■ **Work instructions**: Omit the pictures from the entries below and retype everything else exactly.
>> BEGIN Extracted material
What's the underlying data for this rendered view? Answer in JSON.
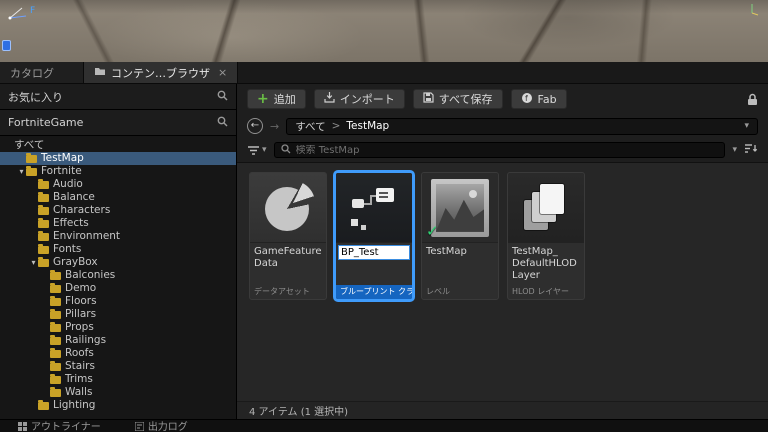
{
  "viewport": {
    "gizmo_label": "F"
  },
  "panel_tabs": {
    "catalog": "カタログ",
    "content_browser": "コンテン…ブラウザ",
    "close": "×"
  },
  "icons": {
    "back": "←",
    "forward": "→",
    "chevron_down": "▾",
    "caret_expanded": "▾",
    "plus": "+",
    "check": "✓"
  },
  "sidebar": {
    "favorites_label": "お気に入り",
    "project_label": "FortniteGame",
    "tree": [
      {
        "label": "すべて",
        "indent": 0,
        "icon": "none",
        "selected": false,
        "expanded": false
      },
      {
        "label": "TestMap",
        "indent": 1,
        "icon": "folder",
        "selected": true,
        "expanded": false
      },
      {
        "label": "Fortnite",
        "indent": 1,
        "icon": "folder",
        "selected": false,
        "expanded": true
      },
      {
        "label": "Audio",
        "indent": 2,
        "icon": "folder",
        "selected": false,
        "expanded": false
      },
      {
        "label": "Balance",
        "indent": 2,
        "icon": "folder",
        "selected": false,
        "expanded": false
      },
      {
        "label": "Characters",
        "indent": 2,
        "icon": "folder",
        "selected": false,
        "expanded": false
      },
      {
        "label": "Effects",
        "indent": 2,
        "icon": "folder",
        "selected": false,
        "expanded": false
      },
      {
        "label": "Environment",
        "indent": 2,
        "icon": "folder",
        "selected": false,
        "expanded": false
      },
      {
        "label": "Fonts",
        "indent": 2,
        "icon": "folder",
        "selected": false,
        "expanded": false
      },
      {
        "label": "GrayBox",
        "indent": 2,
        "icon": "folder",
        "selected": false,
        "expanded": true
      },
      {
        "label": "Balconies",
        "indent": 3,
        "icon": "folder",
        "selected": false,
        "expanded": false
      },
      {
        "label": "Demo",
        "indent": 3,
        "icon": "folder",
        "selected": false,
        "expanded": false
      },
      {
        "label": "Floors",
        "indent": 3,
        "icon": "folder",
        "selected": false,
        "expanded": false
      },
      {
        "label": "Pillars",
        "indent": 3,
        "icon": "folder",
        "selected": false,
        "expanded": false
      },
      {
        "label": "Props",
        "indent": 3,
        "icon": "folder",
        "selected": false,
        "expanded": false
      },
      {
        "label": "Railings",
        "indent": 3,
        "icon": "folder",
        "selected": false,
        "expanded": false
      },
      {
        "label": "Roofs",
        "indent": 3,
        "icon": "folder",
        "selected": false,
        "expanded": false
      },
      {
        "label": "Stairs",
        "indent": 3,
        "icon": "folder",
        "selected": false,
        "expanded": false
      },
      {
        "label": "Trims",
        "indent": 3,
        "icon": "folder",
        "selected": false,
        "expanded": false
      },
      {
        "label": "Walls",
        "indent": 3,
        "icon": "folder",
        "selected": false,
        "expanded": false
      },
      {
        "label": "Lighting",
        "indent": 2,
        "icon": "folder",
        "selected": false,
        "expanded": false
      }
    ]
  },
  "toolbar": {
    "add_label": "追加",
    "import_label": "インポート",
    "save_all_label": "すべて保存",
    "fab_label": "Fab"
  },
  "breadcrumb": {
    "root": "すべて",
    "separator": ">",
    "current": "TestMap"
  },
  "filter_bar": {
    "search_text": "検索 TestMap"
  },
  "assets": [
    {
      "name": "GameFeature Data",
      "type_label": "データアセット",
      "icon": "pie",
      "selected": false,
      "renaming": false,
      "checked": false
    },
    {
      "name": "BP_Test",
      "type_label": "ブループリント クラス",
      "icon": "blueprint",
      "selected": true,
      "renaming": true,
      "checked": false
    },
    {
      "name": "TestMap",
      "type_label": "レベル",
      "icon": "level",
      "selected": false,
      "renaming": false,
      "checked": true
    },
    {
      "name": "TestMap_ DefaultHLOD Layer",
      "type_label": "HLOD レイヤー",
      "icon": "hlod",
      "selected": false,
      "renaming": false,
      "checked": false
    }
  ],
  "status_bar": {
    "items_text": "4 アイテム (1 選択中)"
  },
  "bottom_tabs": [
    {
      "label": "アウトライナー"
    },
    {
      "label": "出力ログ"
    }
  ],
  "colors": {
    "selection_blue": "#3a5a7c",
    "accent_blue": "#3f9bfa",
    "blueprint_blue": "#1565c0",
    "add_green": "#6abe45",
    "check_green": "#2ed573",
    "folder_yellow": "#c9a227"
  }
}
>> END Extracted material
■ **Correct output**:
What's the underlying data for this rendered view? Answer in JSON.
{
  "viewport": {
    "gizmo_label": "F"
  },
  "panel_tabs": {
    "catalog": "カタログ",
    "content_browser": "コンテン…ブラウザ",
    "close": "×"
  },
  "icons": {
    "back": "←",
    "forward": "→",
    "chevron_down": "▾",
    "caret_expanded": "▾",
    "plus": "+",
    "check": "✓"
  },
  "sidebar": {
    "favorites_label": "お気に入り",
    "project_label": "FortniteGame",
    "tree": [
      {
        "label": "すべて",
        "indent": 0,
        "icon": "none",
        "selected": false,
        "expanded": false
      },
      {
        "label": "TestMap",
        "indent": 1,
        "icon": "folder",
        "selected": true,
        "expanded": false
      },
      {
        "label": "Fortnite",
        "indent": 1,
        "icon": "folder",
        "selected": false,
        "expanded": true
      },
      {
        "label": "Audio",
        "indent": 2,
        "icon": "folder",
        "selected": false,
        "expanded": false
      },
      {
        "label": "Balance",
        "indent": 2,
        "icon": "folder",
        "selected": false,
        "expanded": false
      },
      {
        "label": "Characters",
        "indent": 2,
        "icon": "folder",
        "selected": false,
        "expanded": false
      },
      {
        "label": "Effects",
        "indent": 2,
        "icon": "folder",
        "selected": false,
        "expanded": false
      },
      {
        "label": "Environment",
        "indent": 2,
        "icon": "folder",
        "selected": false,
        "expanded": false
      },
      {
        "label": "Fonts",
        "indent": 2,
        "icon": "folder",
        "selected": false,
        "expanded": false
      },
      {
        "label": "GrayBox",
        "indent": 2,
        "icon": "folder",
        "selected": false,
        "expanded": true
      },
      {
        "label": "Balconies",
        "indent": 3,
        "icon": "folder",
        "selected": false,
        "expanded": false
      },
      {
        "label": "Demo",
        "indent": 3,
        "icon": "folder",
        "selected": false,
        "expanded": false
      },
      {
        "label": "Floors",
        "indent": 3,
        "icon": "folder",
        "selected": false,
        "expanded": false
      },
      {
        "label": "Pillars",
        "indent": 3,
        "icon": "folder",
        "selected": false,
        "expanded": false
      },
      {
        "label": "Props",
        "indent": 3,
        "icon": "folder",
        "selected": false,
        "expanded": false
      },
      {
        "label": "Railings",
        "indent": 3,
        "icon": "folder",
        "selected": false,
        "expanded": false
      },
      {
        "label": "Roofs",
        "indent": 3,
        "icon": "folder",
        "selected": false,
        "expanded": false
      },
      {
        "label": "Stairs",
        "indent": 3,
        "icon": "folder",
        "selected": false,
        "expanded": false
      },
      {
        "label": "Trims",
        "indent": 3,
        "icon": "folder",
        "selected": false,
        "expanded": false
      },
      {
        "label": "Walls",
        "indent": 3,
        "icon": "folder",
        "selected": false,
        "expanded": false
      },
      {
        "label": "Lighting",
        "indent": 2,
        "icon": "folder",
        "selected": false,
        "expanded": false
      }
    ]
  },
  "toolbar": {
    "add_label": "追加",
    "import_label": "インポート",
    "save_all_label": "すべて保存",
    "fab_label": "Fab"
  },
  "breadcrumb": {
    "root": "すべて",
    "separator": ">",
    "current": "TestMap"
  },
  "filter_bar": {
    "search_text": "検索 TestMap"
  },
  "assets": [
    {
      "name": "GameFeature Data",
      "type_label": "データアセット",
      "icon": "pie",
      "selected": false,
      "renaming": false,
      "checked": false
    },
    {
      "name": "BP_Test",
      "type_label": "ブループリント クラス",
      "icon": "blueprint",
      "selected": true,
      "renaming": true,
      "checked": false
    },
    {
      "name": "TestMap",
      "type_label": "レベル",
      "icon": "level",
      "selected": false,
      "renaming": false,
      "checked": true
    },
    {
      "name": "TestMap_ DefaultHLOD Layer",
      "type_label": "HLOD レイヤー",
      "icon": "hlod",
      "selected": false,
      "renaming": false,
      "checked": false
    }
  ],
  "status_bar": {
    "items_text": "4 アイテム (1 選択中)"
  },
  "bottom_tabs": [
    {
      "label": "アウトライナー"
    },
    {
      "label": "出力ログ"
    }
  ],
  "colors": {
    "selection_blue": "#3a5a7c",
    "accent_blue": "#3f9bfa",
    "blueprint_blue": "#1565c0",
    "add_green": "#6abe45",
    "check_green": "#2ed573",
    "folder_yellow": "#c9a227"
  }
}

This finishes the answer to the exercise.